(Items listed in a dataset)

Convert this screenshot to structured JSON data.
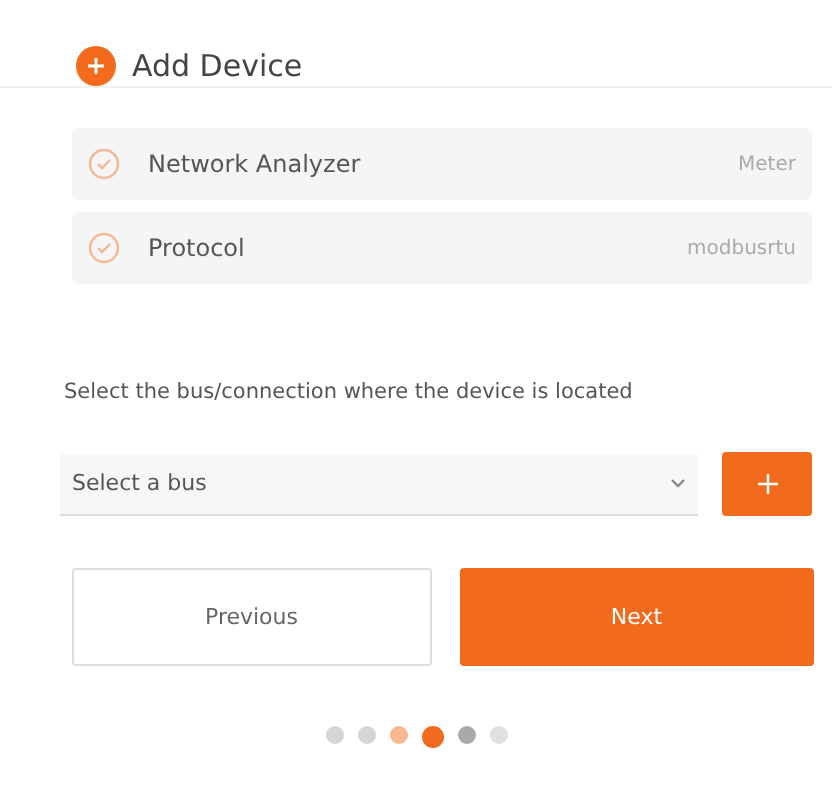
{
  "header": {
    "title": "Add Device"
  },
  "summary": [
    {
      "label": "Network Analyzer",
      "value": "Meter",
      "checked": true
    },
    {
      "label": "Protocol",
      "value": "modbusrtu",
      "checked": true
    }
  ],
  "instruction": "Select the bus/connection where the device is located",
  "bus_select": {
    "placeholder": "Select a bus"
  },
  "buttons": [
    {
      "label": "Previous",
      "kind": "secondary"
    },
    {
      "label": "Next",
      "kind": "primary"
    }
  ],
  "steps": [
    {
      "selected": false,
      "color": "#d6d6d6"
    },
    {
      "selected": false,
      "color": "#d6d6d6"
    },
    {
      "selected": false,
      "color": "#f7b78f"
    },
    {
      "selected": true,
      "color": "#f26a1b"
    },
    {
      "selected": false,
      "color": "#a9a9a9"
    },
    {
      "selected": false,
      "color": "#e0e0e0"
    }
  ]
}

### SET PROBLEM
Tally the lines of the listing above that include the word "color". Answer with the number alone.

### FINISHED TASK
6